> Excerpted text
Channels 112, 114, and 116 can be any suitable mechanism for communicating information between controller 104 and physical media 106, 108, and 110 in some embodiments. For example, the channels can be implemented using conductors (lands) on a circuit board in some embodiments. While three channels (112, 114, and 116) are shown in FIG. 1, any suitable number C of channels can be used in some embodiments.

Random access memory (RAM) 118 can include any suitable type of RAM, such as dynamic RAM, static RAM, etc., in some embodiments. Any suitable number of RAM 118 can be included, and each RAM 118 can have any suitable size, in some embodiments.

Firmware 120 can include any suitable combination of software and hardware in some embodiments. For example, firmware 120 can include software programmed in any suitable programmable read only memory (PROM) in some embodiments. Any suitable number of firmware 120, each having any suitable size, can be used in some embodiments.

Cache 122 can be any suitable device for temporarily storing information (which can include data and programs in some embodiments), in some embodiments. Cache 122 can be implemented using any suitable type of device, such as RAM (e.g., static RAM, dynamic RAM, etc.) in some embodiments. Any suitable number of cache 122, each having any suitable size, can be used in some embodiments.

> Data provided

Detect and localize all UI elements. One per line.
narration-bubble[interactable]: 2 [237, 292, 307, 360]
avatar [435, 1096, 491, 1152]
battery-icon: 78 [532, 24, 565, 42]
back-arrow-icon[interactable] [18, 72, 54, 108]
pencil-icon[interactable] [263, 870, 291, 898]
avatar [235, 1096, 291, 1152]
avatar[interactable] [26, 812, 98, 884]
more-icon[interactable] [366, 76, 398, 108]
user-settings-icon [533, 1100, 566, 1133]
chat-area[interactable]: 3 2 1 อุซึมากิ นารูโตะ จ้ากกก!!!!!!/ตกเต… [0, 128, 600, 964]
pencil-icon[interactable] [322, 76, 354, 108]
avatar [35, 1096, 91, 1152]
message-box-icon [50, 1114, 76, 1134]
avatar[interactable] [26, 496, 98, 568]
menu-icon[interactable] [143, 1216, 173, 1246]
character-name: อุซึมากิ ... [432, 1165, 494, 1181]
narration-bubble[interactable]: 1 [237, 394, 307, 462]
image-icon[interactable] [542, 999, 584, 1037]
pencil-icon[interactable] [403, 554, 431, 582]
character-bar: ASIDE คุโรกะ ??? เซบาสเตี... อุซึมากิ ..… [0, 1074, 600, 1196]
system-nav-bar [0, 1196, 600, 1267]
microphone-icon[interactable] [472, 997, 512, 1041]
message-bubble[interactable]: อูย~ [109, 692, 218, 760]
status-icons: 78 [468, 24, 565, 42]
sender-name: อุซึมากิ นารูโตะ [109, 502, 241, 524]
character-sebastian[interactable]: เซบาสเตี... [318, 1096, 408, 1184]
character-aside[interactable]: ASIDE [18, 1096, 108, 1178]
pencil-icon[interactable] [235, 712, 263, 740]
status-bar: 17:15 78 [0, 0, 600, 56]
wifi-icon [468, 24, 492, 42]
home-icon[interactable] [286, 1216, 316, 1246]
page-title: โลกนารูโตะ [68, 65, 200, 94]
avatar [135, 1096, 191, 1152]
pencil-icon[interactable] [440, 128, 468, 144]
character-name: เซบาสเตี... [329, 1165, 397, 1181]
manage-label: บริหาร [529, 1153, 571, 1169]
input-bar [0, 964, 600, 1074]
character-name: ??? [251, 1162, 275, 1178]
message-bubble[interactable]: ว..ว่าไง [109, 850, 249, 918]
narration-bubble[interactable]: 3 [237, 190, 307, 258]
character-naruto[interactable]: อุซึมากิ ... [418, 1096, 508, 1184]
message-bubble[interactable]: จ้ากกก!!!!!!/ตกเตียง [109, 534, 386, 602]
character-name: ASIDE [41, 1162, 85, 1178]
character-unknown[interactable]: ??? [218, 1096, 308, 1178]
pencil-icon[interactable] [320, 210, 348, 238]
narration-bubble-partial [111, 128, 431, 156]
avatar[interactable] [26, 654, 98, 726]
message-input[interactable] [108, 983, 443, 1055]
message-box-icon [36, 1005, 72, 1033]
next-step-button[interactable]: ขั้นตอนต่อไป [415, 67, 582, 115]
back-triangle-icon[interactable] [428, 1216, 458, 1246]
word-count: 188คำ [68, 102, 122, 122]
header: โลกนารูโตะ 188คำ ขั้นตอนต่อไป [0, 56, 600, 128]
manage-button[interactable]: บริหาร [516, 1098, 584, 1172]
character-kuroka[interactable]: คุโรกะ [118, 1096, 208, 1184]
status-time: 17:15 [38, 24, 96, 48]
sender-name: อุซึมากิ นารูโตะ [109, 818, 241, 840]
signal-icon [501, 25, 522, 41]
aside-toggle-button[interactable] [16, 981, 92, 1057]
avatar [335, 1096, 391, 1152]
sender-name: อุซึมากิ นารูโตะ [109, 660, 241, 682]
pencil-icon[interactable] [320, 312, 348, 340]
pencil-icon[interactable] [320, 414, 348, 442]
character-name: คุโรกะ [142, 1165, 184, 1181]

> Parts of the exercise
(1) Reproduce the passage on memory components word for word, covering everything from "Random access memory" down to "size, in some embodiments.".
(2) Duplicate the records verbatim, giving everything from their first line down to and including the line that contains "pencil-icon[interactable] [440, 128, 468, 144]", and nothing more.
The passage and the records are unrelated pieces of material.

> Completed exercise
(1)
Random access memory (RAM) 118 can include any suitable type of RAM, such as dynamic RAM, static RAM, etc., in some embodiments. Any suitable number of RAM 118 can be included, and each RAM 118 can have any suitable size, in some embodiments.

(2)
Detect and localize all UI elements. One per line.
narration-bubble[interactable]: 2 [237, 292, 307, 360]
avatar [435, 1096, 491, 1152]
battery-icon: 78 [532, 24, 565, 42]
back-arrow-icon[interactable] [18, 72, 54, 108]
pencil-icon[interactable] [263, 870, 291, 898]
avatar [235, 1096, 291, 1152]
avatar[interactable] [26, 812, 98, 884]
more-icon[interactable] [366, 76, 398, 108]
user-settings-icon [533, 1100, 566, 1133]
chat-area[interactable]: 3 2 1 อุซึมากิ นารูโตะ จ้ากกก!!!!!!/ตกเต… [0, 128, 600, 964]
pencil-icon[interactable] [322, 76, 354, 108]
avatar [35, 1096, 91, 1152]
message-box-icon [50, 1114, 76, 1134]
avatar[interactable] [26, 496, 98, 568]
menu-icon[interactable] [143, 1216, 173, 1246]
character-name: อุซึมากิ ... [432, 1165, 494, 1181]
narration-bubble[interactable]: 1 [237, 394, 307, 462]
image-icon[interactable] [542, 999, 584, 1037]
pencil-icon[interactable] [403, 554, 431, 582]
character-bar: ASIDE คุโรกะ ??? เซบาสเตี... อุซึมากิ ..… [0, 1074, 600, 1196]
system-nav-bar [0, 1196, 600, 1267]
microphone-icon[interactable] [472, 997, 512, 1041]
message-bubble[interactable]: อูย~ [109, 692, 218, 760]
status-icons: 78 [468, 24, 565, 42]
sender-name: อุซึมากิ นารูโตะ [109, 502, 241, 524]
character-sebastian[interactable]: เซบาสเตี... [318, 1096, 408, 1184]
character-aside[interactable]: ASIDE [18, 1096, 108, 1178]
pencil-icon[interactable] [235, 712, 263, 740]
status-bar: 17:15 78 [0, 0, 600, 56]
wifi-icon [468, 24, 492, 42]
home-icon[interactable] [286, 1216, 316, 1246]
page-title: โลกนารูโตะ [68, 65, 200, 94]
avatar [135, 1096, 191, 1152]
pencil-icon[interactable] [440, 128, 468, 144]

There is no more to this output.